Problem to work on: Show all lines from the data that include the word "物业名称".

+ + + +

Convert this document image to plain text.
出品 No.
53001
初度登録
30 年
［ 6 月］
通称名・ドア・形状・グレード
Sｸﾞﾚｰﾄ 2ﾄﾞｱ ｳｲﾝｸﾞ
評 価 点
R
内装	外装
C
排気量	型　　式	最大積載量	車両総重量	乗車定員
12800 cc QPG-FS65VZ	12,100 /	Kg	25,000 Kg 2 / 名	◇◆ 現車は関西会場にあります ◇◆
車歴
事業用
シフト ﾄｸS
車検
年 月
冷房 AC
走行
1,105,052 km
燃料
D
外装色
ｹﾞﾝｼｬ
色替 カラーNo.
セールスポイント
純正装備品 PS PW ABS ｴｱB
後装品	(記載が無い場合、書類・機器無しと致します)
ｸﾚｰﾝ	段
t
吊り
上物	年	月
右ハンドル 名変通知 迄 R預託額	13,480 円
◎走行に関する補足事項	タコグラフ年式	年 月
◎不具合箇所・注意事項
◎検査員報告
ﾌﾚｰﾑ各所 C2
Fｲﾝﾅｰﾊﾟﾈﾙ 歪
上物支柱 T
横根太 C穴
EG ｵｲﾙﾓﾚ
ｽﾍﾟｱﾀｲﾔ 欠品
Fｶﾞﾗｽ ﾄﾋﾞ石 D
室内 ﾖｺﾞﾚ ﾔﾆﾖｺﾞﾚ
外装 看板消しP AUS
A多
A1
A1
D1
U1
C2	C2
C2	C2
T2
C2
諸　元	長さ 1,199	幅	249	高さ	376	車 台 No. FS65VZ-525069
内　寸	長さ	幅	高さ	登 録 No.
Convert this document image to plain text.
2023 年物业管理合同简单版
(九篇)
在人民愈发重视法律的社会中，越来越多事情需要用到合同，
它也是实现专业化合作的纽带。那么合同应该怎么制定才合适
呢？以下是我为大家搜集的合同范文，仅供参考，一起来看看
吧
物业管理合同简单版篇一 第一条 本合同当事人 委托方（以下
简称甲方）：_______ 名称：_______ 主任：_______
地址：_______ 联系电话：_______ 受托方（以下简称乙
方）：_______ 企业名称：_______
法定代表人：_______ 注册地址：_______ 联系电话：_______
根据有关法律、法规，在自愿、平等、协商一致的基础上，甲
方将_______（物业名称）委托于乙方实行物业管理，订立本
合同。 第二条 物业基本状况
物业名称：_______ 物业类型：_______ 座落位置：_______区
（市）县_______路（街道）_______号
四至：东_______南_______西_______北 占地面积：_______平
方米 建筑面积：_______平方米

+ + + +

Written answer:
方将_______（物业名称）委托于乙方实行物业管理，订立本
物业名称：_______ 物业类型：_______ 座落位置：_______区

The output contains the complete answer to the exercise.